**GIVEN EXERCISE**
Search the records below for the word "пиков" and show every line where it occurs.

Stored records:
<<<<

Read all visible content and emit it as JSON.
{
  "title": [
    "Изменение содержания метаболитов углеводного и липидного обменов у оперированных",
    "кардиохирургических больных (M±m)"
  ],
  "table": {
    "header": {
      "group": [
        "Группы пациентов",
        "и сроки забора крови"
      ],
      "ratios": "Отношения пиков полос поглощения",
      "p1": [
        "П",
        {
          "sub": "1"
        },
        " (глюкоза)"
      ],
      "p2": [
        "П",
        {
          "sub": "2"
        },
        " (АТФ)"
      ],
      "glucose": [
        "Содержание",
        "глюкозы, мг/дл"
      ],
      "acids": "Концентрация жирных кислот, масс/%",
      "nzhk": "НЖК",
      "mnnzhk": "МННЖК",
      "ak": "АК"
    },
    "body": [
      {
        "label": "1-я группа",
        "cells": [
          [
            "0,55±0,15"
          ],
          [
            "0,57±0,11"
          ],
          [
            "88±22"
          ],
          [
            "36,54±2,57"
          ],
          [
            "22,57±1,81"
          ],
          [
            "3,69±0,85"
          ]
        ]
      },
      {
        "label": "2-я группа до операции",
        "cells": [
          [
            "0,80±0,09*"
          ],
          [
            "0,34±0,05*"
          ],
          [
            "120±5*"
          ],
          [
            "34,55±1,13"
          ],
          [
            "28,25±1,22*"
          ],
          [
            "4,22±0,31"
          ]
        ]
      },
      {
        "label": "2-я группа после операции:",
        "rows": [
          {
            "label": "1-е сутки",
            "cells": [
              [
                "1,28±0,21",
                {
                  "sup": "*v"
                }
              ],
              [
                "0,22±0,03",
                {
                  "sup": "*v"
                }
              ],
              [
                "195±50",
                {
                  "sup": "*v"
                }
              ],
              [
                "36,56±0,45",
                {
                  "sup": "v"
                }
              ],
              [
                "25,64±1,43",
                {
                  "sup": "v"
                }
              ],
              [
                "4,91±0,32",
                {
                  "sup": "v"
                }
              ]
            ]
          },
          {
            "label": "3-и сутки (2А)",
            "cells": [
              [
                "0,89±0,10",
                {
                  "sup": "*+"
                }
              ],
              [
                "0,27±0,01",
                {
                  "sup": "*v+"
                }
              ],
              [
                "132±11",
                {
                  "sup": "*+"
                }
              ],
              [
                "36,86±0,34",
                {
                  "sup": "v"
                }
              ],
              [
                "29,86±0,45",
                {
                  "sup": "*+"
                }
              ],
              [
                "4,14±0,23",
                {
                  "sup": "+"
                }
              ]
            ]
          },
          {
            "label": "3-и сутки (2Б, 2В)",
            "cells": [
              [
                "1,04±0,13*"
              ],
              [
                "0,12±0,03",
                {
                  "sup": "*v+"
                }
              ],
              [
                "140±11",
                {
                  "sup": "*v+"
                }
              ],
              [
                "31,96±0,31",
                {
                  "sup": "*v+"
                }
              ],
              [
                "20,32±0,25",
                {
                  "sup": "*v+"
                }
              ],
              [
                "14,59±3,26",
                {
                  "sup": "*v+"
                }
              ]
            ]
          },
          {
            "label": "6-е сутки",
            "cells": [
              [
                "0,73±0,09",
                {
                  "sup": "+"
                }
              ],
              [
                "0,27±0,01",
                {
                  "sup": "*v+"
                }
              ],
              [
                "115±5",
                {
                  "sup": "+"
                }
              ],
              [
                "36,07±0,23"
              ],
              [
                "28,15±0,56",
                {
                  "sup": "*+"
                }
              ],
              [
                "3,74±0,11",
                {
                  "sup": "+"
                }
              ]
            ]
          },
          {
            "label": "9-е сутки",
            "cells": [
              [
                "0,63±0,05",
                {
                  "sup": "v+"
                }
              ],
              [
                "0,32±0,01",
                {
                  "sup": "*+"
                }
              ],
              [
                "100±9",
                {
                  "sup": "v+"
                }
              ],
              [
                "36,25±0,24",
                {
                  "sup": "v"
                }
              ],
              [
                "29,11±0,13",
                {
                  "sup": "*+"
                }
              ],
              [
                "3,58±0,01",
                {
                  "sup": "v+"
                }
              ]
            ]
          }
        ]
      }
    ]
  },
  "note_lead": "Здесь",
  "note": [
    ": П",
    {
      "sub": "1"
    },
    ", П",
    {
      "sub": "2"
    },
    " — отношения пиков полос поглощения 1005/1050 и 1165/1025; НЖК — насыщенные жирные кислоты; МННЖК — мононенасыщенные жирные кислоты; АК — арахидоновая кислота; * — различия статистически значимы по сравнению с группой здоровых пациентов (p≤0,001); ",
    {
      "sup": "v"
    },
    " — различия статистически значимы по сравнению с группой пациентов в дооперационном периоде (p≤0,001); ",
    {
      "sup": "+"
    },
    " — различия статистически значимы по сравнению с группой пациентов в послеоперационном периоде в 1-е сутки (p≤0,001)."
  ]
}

>>>>
<<<<

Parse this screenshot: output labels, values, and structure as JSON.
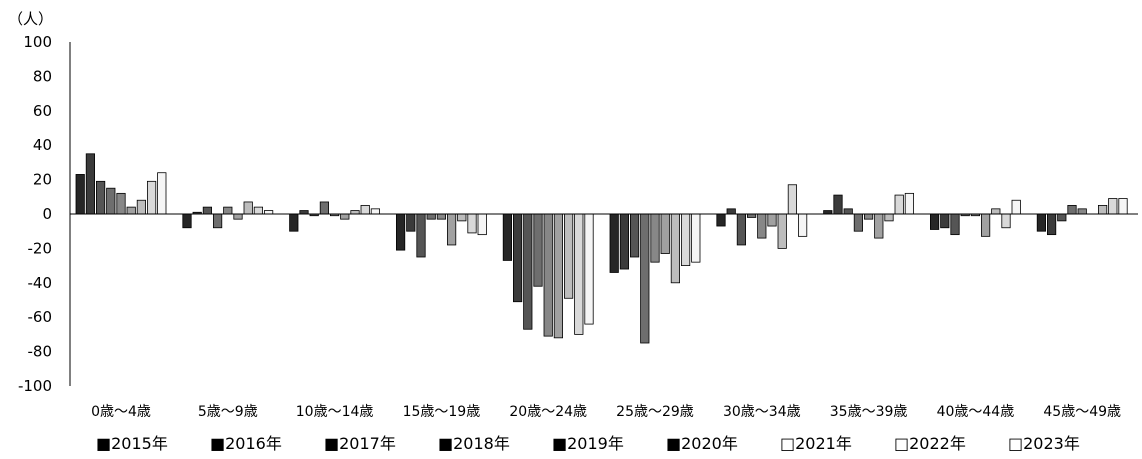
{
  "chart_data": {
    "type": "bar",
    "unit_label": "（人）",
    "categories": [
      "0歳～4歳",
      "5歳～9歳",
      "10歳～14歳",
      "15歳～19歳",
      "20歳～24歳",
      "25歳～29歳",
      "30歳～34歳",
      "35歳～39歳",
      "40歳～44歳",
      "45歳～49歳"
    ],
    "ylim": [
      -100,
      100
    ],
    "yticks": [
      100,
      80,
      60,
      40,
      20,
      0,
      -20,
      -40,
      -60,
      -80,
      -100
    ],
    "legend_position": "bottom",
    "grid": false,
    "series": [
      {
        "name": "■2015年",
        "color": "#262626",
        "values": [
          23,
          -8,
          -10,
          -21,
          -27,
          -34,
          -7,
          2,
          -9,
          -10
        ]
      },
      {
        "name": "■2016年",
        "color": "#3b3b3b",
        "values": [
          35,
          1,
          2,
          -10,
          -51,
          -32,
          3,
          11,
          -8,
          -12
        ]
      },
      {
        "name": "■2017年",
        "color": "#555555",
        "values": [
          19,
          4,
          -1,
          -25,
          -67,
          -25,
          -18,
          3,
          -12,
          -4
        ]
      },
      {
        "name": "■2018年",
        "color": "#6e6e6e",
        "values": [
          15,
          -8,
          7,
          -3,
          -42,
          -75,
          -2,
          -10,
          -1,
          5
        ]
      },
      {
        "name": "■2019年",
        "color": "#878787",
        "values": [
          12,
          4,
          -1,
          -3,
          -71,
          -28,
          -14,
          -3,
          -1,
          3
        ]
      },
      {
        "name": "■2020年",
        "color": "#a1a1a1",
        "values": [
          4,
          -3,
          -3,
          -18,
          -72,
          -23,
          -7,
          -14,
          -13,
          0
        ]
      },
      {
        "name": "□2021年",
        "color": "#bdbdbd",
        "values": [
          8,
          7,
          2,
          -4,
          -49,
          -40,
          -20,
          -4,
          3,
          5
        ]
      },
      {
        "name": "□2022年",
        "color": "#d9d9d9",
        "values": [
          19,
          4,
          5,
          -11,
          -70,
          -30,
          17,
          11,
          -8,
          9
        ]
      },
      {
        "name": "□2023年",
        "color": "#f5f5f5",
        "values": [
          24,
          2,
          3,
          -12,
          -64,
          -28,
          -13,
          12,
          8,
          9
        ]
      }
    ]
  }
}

>>>>

**ANSWER**
      "ratios": "Отношения пиков полос поглощения",
    " — отношения пиков полос поглощения 1005/1050 и 1165/1025; НЖК — насыщенные жирные кислоты; МННЖК — мононенасыщенные жирные кислоты; АК — арахидоновая кислота; * — различия статистически значимы по сравнению с группой здоровых пациентов (p≤0,001); ",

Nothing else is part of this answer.